** START MATERIAL FOR THIS EXERCISE **

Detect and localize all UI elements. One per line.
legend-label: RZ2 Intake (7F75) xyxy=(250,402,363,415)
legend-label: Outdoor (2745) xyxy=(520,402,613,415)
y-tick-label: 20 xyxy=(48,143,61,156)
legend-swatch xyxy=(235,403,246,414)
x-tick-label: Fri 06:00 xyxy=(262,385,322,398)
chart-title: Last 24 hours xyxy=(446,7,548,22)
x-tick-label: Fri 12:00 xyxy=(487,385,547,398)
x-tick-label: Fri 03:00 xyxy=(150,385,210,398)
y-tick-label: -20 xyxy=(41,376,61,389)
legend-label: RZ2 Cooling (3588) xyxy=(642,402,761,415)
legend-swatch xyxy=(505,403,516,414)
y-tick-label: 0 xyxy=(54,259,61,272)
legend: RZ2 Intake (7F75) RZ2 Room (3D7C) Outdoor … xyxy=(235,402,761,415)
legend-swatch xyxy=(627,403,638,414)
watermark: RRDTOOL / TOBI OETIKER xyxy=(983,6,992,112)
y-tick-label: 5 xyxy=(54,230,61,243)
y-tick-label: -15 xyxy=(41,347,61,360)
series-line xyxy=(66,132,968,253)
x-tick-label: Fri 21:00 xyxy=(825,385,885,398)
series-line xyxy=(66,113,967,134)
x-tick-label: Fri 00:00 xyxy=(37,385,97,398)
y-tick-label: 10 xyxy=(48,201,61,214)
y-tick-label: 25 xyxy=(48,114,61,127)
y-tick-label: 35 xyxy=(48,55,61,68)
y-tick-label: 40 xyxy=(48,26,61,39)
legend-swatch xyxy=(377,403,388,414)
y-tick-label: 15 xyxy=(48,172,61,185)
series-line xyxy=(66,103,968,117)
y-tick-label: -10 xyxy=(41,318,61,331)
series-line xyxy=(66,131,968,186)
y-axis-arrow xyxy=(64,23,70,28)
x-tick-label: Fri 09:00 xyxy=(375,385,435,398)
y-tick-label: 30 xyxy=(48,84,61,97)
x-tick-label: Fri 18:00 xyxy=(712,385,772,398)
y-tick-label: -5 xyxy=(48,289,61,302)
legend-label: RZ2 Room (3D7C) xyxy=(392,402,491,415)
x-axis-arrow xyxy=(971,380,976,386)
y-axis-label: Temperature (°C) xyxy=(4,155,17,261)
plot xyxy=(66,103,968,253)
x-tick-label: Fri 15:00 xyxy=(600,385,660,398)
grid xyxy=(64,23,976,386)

** END MATERIAL FOR THIS EXERCISE **

= OBJECTIVE =
Rewrite every item, renaming "series-line" to "data-line" wherever it occurs and leaving everything else untouched.

= TASK ANSWER =
Detect and localize all UI elements. One per line.
legend-label: RZ2 Intake (7F75) xyxy=(250,402,363,415)
legend-label: Outdoor (2745) xyxy=(520,402,613,415)
y-tick-label: 20 xyxy=(48,143,61,156)
legend-swatch xyxy=(235,403,246,414)
x-tick-label: Fri 06:00 xyxy=(262,385,322,398)
chart-title: Last 24 hours xyxy=(446,7,548,22)
x-tick-label: Fri 12:00 xyxy=(487,385,547,398)
x-tick-label: Fri 03:00 xyxy=(150,385,210,398)
y-tick-label: -20 xyxy=(41,376,61,389)
legend-label: RZ2 Cooling (3588) xyxy=(642,402,761,415)
legend-swatch xyxy=(505,403,516,414)
y-tick-label: 0 xyxy=(54,259,61,272)
legend: RZ2 Intake (7F75) RZ2 Room (3D7C) Outdoor … xyxy=(235,402,761,415)
legend-swatch xyxy=(627,403,638,414)
watermark: RRDTOOL / TOBI OETIKER xyxy=(983,6,992,112)
y-tick-label: 5 xyxy=(54,230,61,243)
y-tick-label: -15 xyxy=(41,347,61,360)
data-line xyxy=(66,132,968,253)
x-tick-label: Fri 21:00 xyxy=(825,385,885,398)
data-line xyxy=(66,113,967,134)
x-tick-label: Fri 00:00 xyxy=(37,385,97,398)
y-tick-label: 10 xyxy=(48,201,61,214)
y-tick-label: 25 xyxy=(48,114,61,127)
y-tick-label: 35 xyxy=(48,55,61,68)
y-tick-label: 40 xyxy=(48,26,61,39)
legend-swatch xyxy=(377,403,388,414)
y-tick-label: 15 xyxy=(48,172,61,185)
data-line xyxy=(66,103,968,117)
y-tick-label: -10 xyxy=(41,318,61,331)
data-line xyxy=(66,131,968,186)
y-axis-arrow xyxy=(64,23,70,28)
x-tick-label: Fri 09:00 xyxy=(375,385,435,398)
y-tick-label: 30 xyxy=(48,84,61,97)
x-tick-label: Fri 18:00 xyxy=(712,385,772,398)
y-tick-label: -5 xyxy=(48,289,61,302)
legend-label: RZ2 Room (3D7C) xyxy=(392,402,491,415)
x-axis-arrow xyxy=(971,380,976,386)
y-axis-label: Temperature (°C) xyxy=(4,155,17,261)
plot xyxy=(66,103,968,253)
x-tick-label: Fri 15:00 xyxy=(600,385,660,398)
grid xyxy=(64,23,976,386)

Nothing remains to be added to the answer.